§ **What this task involves**
Records follow. Pull out every line that contains "Feeley".

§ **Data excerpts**
........

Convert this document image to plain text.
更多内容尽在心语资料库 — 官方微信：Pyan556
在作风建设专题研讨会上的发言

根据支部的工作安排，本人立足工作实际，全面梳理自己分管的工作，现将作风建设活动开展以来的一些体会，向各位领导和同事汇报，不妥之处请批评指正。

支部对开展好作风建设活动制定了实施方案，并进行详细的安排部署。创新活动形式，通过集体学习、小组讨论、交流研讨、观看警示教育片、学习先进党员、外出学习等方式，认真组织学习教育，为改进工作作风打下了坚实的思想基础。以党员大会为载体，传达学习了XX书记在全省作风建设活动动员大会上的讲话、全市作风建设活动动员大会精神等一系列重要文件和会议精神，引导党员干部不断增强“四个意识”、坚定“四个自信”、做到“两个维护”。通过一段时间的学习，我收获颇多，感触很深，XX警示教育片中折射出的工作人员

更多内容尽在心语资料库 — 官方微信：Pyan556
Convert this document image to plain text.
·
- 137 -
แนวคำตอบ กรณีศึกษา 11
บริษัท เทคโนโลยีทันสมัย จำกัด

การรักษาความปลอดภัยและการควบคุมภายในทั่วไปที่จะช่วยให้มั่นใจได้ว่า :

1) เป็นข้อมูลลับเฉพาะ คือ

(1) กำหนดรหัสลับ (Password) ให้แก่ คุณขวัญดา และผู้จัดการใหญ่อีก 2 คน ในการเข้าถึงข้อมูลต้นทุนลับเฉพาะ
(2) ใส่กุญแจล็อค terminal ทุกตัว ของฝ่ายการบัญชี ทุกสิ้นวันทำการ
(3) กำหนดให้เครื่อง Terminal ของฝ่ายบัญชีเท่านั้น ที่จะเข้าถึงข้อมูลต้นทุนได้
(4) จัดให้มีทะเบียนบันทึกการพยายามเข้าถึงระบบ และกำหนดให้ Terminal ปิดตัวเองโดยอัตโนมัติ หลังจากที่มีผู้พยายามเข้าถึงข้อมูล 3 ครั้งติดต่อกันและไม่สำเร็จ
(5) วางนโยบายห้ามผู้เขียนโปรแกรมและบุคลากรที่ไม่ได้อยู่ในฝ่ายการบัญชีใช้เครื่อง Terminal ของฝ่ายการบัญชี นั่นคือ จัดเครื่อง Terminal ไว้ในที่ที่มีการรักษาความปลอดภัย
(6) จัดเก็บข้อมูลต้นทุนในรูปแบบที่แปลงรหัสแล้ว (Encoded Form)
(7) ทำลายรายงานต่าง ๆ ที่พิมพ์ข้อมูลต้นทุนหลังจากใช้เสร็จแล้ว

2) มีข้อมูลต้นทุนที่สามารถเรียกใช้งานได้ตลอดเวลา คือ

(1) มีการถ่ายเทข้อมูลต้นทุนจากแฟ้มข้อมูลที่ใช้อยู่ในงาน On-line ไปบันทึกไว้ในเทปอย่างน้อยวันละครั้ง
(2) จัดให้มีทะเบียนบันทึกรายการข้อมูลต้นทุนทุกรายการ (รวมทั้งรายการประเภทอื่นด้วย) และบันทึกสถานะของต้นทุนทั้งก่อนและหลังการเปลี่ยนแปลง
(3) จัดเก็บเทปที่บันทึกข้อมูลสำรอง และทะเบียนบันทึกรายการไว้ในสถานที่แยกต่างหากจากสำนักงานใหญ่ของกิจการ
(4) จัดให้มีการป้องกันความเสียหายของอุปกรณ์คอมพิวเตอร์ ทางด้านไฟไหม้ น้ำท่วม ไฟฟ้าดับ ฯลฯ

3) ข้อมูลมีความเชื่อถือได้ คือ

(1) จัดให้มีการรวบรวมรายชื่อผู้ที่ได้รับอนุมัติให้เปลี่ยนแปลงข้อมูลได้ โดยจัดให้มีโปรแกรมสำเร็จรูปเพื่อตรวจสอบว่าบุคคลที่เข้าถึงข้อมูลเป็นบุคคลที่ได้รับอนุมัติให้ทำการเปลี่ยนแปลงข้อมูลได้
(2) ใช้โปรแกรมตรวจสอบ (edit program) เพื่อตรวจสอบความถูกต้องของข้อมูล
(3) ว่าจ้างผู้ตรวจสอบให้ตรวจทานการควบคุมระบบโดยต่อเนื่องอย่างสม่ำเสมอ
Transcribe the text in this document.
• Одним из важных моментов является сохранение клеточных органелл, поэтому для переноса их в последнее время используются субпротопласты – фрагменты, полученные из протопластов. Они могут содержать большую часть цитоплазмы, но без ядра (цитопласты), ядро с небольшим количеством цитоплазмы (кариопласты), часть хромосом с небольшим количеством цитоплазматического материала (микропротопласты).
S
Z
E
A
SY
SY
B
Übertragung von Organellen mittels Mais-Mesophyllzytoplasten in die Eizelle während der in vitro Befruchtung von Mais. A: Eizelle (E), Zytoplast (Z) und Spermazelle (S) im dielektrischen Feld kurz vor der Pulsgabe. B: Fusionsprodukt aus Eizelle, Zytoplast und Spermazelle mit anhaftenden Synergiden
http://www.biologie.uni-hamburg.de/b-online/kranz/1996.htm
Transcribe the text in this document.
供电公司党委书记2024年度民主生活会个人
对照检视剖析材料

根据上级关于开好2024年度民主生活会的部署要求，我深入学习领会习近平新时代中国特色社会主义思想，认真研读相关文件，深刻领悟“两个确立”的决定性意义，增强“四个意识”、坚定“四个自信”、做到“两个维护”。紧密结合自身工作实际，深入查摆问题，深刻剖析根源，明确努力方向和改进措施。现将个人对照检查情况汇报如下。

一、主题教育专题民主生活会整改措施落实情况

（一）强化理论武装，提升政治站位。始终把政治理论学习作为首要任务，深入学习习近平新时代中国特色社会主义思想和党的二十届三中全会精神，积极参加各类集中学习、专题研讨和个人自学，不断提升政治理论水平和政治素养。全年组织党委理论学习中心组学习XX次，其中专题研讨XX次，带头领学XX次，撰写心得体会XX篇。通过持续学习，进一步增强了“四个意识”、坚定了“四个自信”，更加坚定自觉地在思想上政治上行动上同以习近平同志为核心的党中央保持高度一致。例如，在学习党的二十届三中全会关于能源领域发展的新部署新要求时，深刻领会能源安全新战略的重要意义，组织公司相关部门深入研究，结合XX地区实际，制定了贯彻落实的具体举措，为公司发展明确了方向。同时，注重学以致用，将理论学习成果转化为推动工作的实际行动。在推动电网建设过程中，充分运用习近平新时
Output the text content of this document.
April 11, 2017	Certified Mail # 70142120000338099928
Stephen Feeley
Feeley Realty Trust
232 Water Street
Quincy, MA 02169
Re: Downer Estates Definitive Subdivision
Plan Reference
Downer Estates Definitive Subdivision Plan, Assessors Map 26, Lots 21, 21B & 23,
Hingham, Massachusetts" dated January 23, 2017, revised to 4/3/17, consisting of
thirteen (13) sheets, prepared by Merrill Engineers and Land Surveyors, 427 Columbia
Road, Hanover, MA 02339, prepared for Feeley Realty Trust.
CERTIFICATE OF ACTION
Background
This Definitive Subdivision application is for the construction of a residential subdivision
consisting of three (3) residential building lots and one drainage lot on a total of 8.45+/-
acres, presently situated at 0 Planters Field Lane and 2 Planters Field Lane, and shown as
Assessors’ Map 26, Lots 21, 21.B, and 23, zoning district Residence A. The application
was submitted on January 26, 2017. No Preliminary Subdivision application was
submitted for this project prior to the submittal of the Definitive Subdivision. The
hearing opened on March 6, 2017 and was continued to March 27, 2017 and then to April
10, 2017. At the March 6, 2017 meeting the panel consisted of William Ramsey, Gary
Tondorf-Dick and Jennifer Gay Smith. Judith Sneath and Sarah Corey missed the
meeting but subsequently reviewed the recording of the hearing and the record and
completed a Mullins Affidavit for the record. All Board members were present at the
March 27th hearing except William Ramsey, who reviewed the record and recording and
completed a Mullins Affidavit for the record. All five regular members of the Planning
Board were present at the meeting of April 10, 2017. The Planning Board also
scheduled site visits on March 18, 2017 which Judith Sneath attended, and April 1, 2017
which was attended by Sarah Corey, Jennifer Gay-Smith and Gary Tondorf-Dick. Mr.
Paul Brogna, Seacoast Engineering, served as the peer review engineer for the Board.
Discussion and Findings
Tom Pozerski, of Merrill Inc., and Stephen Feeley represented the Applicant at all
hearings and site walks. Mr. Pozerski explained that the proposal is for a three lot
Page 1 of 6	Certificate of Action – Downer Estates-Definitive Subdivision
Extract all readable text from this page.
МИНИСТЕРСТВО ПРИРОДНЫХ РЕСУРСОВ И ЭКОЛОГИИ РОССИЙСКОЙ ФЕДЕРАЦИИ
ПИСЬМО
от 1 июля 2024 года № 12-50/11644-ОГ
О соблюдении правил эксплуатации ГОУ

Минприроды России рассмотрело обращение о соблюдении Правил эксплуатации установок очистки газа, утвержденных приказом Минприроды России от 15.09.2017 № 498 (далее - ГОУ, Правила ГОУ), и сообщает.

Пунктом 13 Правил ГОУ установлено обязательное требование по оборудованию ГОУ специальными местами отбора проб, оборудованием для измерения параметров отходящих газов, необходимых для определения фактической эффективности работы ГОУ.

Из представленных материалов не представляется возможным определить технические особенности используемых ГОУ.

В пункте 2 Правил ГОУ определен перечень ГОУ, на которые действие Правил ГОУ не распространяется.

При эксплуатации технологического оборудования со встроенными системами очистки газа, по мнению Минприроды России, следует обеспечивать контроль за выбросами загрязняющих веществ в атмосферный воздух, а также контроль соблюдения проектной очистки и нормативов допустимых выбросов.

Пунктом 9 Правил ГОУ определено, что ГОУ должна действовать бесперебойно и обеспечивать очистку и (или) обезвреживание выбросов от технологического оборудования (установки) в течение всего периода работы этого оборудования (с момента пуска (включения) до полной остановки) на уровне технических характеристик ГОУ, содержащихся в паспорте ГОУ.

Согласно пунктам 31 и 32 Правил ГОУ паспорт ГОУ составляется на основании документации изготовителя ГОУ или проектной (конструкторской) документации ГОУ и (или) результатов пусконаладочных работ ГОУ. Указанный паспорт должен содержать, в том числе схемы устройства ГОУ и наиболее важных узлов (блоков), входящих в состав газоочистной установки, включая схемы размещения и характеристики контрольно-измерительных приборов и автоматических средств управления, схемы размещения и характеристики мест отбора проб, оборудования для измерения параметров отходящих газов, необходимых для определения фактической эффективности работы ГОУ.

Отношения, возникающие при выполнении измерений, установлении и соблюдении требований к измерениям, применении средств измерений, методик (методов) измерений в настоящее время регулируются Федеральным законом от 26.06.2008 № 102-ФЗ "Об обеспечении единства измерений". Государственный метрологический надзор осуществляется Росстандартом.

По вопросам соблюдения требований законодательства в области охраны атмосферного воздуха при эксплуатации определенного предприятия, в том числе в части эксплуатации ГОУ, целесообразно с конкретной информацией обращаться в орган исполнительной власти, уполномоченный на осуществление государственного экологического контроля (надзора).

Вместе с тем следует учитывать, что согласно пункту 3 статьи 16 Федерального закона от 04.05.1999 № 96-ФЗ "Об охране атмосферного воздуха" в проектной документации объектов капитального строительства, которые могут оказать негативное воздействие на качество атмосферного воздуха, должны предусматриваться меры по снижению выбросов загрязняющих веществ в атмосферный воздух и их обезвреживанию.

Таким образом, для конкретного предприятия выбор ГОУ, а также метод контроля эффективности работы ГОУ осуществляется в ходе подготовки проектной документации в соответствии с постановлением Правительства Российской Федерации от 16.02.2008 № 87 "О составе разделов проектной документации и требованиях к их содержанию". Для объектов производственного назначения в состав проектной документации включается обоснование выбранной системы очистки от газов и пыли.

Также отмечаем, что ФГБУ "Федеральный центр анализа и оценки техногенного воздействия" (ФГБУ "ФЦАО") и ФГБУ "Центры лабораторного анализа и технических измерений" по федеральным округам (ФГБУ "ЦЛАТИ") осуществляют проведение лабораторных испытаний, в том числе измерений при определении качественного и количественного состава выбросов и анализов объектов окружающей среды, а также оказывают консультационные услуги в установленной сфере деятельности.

........

§ **Complete response**
Stephen Feeley
Feeley Realty Trust
Road, Hanover, MA 02339, prepared for Feeley Realty Trust.
Tom Pozerski, of Merrill Inc., and Stephen Feeley represented the Applicant at all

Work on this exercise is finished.